### DATA IN THIS EXERCISE ###
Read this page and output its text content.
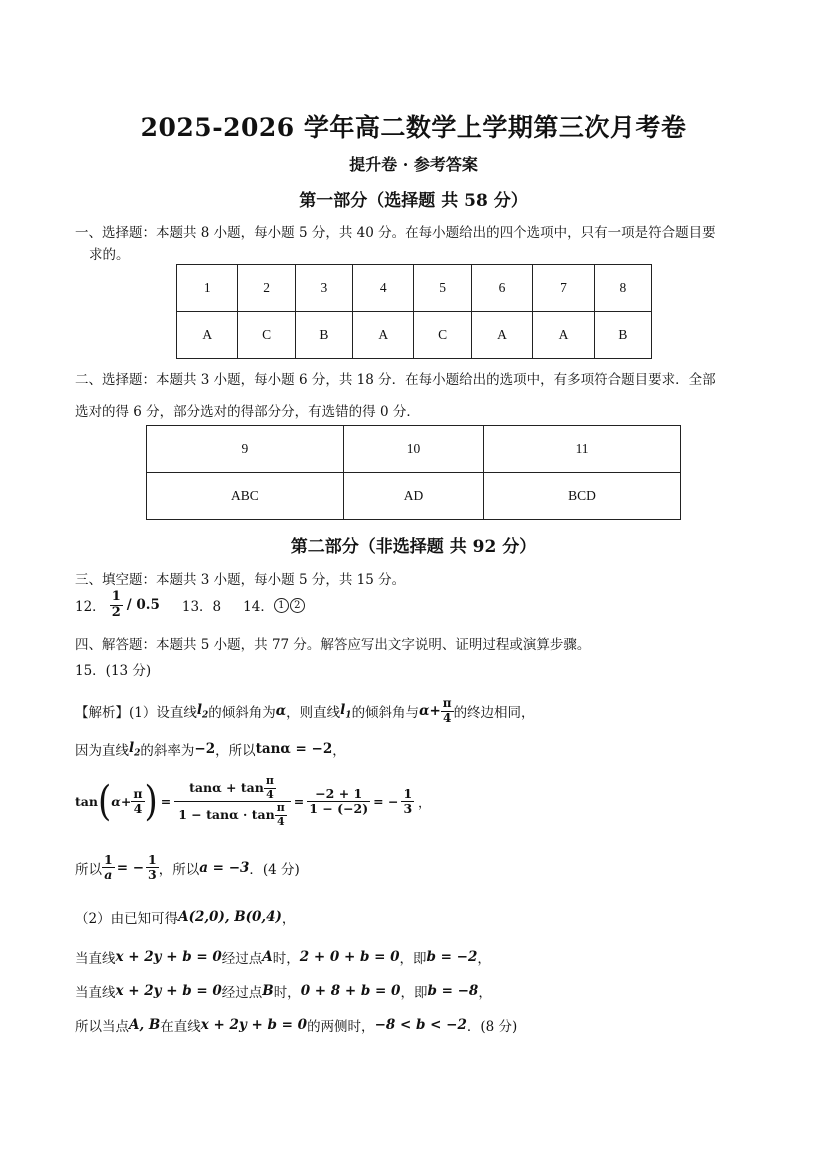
2025-2026 学年高二数学上学期第三次月考卷
提升卷 · 参考答案
第一部分（选择题 共 58 分）
一、选择题：本题共 8 小题，每小题 5 分，共 40 分。在每小题给出的四个选项中，只有一项是符合题目要
求的。
1	2	3	4	5	6	7	8
A	C	B	A	C	A	A	B
二、选择题：本题共 3 小题，每小题 6 分，共 18 分．在每小题给出的选项中，有多项符合题目要求．全部
选对的得 6 分，部分选对的得部分分，有选错的得 0 分．
9	10	11
ABC	AD	BCD
第二部分（非选择题 共 92 分）
三、填空题：本题共 3 小题，每小题 5 分，共 15 分。
12． $\frac{1}{2} / 0.5$ 13．8 14． 1 2
四、解答题：本题共 5 小题，共 77 分。解答应写出文字说明、证明过程或演算步骤。
15．(13 分)
【解析】(1）设直线 $l_2$ 的倾斜角为 α ，则直线 $l_1$ 的倾斜角与 $\alpha + \frac{\pi}{4}$ 的终边相同，
因为直线 $l_2$ 的斜率为 −2 ，所以 tanα = −2 ，
tan ( $\alpha + \frac{\pi}{4}$ ) = $\frac{\tan\alpha + \tan \frac{\pi}{4}}{1 - \tan\alpha \cdot \tan \frac{\pi}{4}} = \frac{-2 + 1}{1 - (-2)}$ = − $\frac{1}{3}$ ，
所以 $\frac{1}{a}$ = − $\frac{1}{3}$ ，所以 a = −3 ．(4 分)
（2）由已知可得 A(2,0), B(0,4) ，
当直线 x + 2y + b = 0 经过点 A 时， 2 + 0 + b = 0 ，即 b = −2 ，
当直线 x + 2y + b = 0 经过点 B 时， 0 + 8 + b = 0 ，即 b = −8 ，
所以当点 A, B 在直线 x + 2y + b = 0 的两侧时， −8 < b < −2 ．(8 分)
###
§ **TASK**
Generate a word-for-word copy of the preceding records, excluding all pictures.

§ **REPLY TO THE EXERCISE**
Read this page and output its text content.
2025-2026 学年高二数学上学期第三次月考卷
提升卷 · 参考答案
第一部分（选择题 共 58 分）
一、选择题：本题共 8 小题，每小题 5 分，共 40 分。在每小题给出的四个选项中，只有一项是符合题目要
求的。
1	2	3	4	5	6	7	8
A	C	B	A	C	A	A	B
二、选择题：本题共 3 小题，每小题 6 分，共 18 分．在每小题给出的选项中，有多项符合题目要求．全部
选对的得 6 分，部分选对的得部分分，有选错的得 0 分．
9	10	11
ABC	AD	BCD
第二部分（非选择题 共 92 分）
三、填空题：本题共 3 小题，每小题 5 分，共 15 分。
12． $\frac{1}{2} / 0.5$ 13．8 14． 1 2
四、解答题：本题共 5 小题，共 77 分。解答应写出文字说明、证明过程或演算步骤。
15．(13 分)
【解析】(1）设直线 $l_2$ 的倾斜角为 α ，则直线 $l_1$ 的倾斜角与 $\alpha + \frac{\pi}{4}$ 的终边相同，
因为直线 $l_2$ 的斜率为 −2 ，所以 tanα = −2 ，
tan ( $\alpha + \frac{\pi}{4}$ ) = $\frac{\tan\alpha + \tan \frac{\pi}{4}}{1 - \tan\alpha \cdot \tan \frac{\pi}{4}} = \frac{-2 + 1}{1 - (-2)}$ = − $\frac{1}{3}$ ，
所以 $\frac{1}{a}$ = − $\frac{1}{3}$ ，所以 a = −3 ．(4 分)
（2）由已知可得 A(2,0), B(0,4) ，
当直线 x + 2y + b = 0 经过点 A 时， 2 + 0 + b = 0 ，即 b = −2 ，
当直线 x + 2y + b = 0 经过点 B 时， 0 + 8 + b = 0 ，即 b = −8 ，
所以当点 A, B 在直线 x + 2y + b = 0 的两侧时， −8 < b < −2 ．(8 分)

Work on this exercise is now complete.